>> start Given records

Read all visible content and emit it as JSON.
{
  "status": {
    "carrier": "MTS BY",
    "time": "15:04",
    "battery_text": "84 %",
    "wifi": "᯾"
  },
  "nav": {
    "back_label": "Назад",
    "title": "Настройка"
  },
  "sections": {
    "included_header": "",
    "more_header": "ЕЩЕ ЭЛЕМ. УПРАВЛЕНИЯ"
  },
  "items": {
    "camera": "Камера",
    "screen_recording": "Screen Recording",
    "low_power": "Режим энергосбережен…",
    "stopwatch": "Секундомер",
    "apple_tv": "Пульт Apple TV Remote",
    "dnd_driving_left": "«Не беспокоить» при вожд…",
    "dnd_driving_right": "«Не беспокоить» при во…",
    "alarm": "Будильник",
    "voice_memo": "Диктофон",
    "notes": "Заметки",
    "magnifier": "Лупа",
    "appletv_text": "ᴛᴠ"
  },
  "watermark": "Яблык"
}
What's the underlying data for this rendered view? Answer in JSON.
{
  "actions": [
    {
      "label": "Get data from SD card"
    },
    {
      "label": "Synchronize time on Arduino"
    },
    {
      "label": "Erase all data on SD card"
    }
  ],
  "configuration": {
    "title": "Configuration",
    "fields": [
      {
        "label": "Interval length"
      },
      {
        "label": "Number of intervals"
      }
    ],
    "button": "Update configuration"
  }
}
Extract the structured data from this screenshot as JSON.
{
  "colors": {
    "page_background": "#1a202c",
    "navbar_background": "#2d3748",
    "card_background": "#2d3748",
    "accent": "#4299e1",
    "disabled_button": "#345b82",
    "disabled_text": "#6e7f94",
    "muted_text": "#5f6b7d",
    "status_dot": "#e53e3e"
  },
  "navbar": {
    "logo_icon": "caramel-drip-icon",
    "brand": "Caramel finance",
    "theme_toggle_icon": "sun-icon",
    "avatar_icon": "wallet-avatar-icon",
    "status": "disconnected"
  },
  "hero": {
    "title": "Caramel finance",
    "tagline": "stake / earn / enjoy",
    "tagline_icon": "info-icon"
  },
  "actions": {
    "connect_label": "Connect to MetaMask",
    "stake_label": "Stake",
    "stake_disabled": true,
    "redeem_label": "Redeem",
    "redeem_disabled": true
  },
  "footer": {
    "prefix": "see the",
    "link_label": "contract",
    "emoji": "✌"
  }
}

>> end Given records

• **Exercise prompt**: Each line above is to be repeated exactly.

• **Solution to this problem**:
Read all visible content and emit it as JSON.
{
  "status": {
    "carrier": "MTS BY",
    "time": "15:04",
    "battery_text": "84 %",
    "wifi": "᯾"
  },
  "nav": {
    "back_label": "Назад",
    "title": "Настройка"
  },
  "sections": {
    "included_header": "",
    "more_header": "ЕЩЕ ЭЛЕМ. УПРАВЛЕНИЯ"
  },
  "items": {
    "camera": "Камера",
    "screen_recording": "Screen Recording",
    "low_power": "Режим энергосбережен…",
    "stopwatch": "Секундомер",
    "apple_tv": "Пульт Apple TV Remote",
    "dnd_driving_left": "«Не беспокоить» при вожд…",
    "dnd_driving_right": "«Не беспокоить» при во…",
    "alarm": "Будильник",
    "voice_memo": "Диктофон",
    "notes": "Заметки",
    "magnifier": "Лупа",
    "appletv_text": "ᴛᴠ"
  },
  "watermark": "Яблык"
}
What's the underlying data for this rendered view? Answer in JSON.
{
  "actions": [
    {
      "label": "Get data from SD card"
    },
    {
      "label": "Synchronize time on Arduino"
    },
    {
      "label": "Erase all data on SD card"
    }
  ],
  "configuration": {
    "title": "Configuration",
    "fields": [
      {
        "label": "Interval length"
      },
      {
        "label": "Number of intervals"
      }
    ],
    "button": "Update configuration"
  }
}
Extract the structured data from this screenshot as JSON.
{
  "colors": {
    "page_background": "#1a202c",
    "navbar_background": "#2d3748",
    "card_background": "#2d3748",
    "accent": "#4299e1",
    "disabled_button": "#345b82",
    "disabled_text": "#6e7f94",
    "muted_text": "#5f6b7d",
    "status_dot": "#e53e3e"
  },
  "navbar": {
    "logo_icon": "caramel-drip-icon",
    "brand": "Caramel finance",
    "theme_toggle_icon": "sun-icon",
    "avatar_icon": "wallet-avatar-icon",
    "status": "disconnected"
  },
  "hero": {
    "title": "Caramel finance",
    "tagline": "stake / earn / enjoy",
    "tagline_icon": "info-icon"
  },
  "actions": {
    "connect_label": "Connect to MetaMask",
    "stake_label": "Stake",
    "stake_disabled": true,
    "redeem_label": "Redeem",
    "redeem_disabled": true
  },
  "footer": {
    "prefix": "see the",
    "link_label": "contract",
    "emoji": "✌"
  }
}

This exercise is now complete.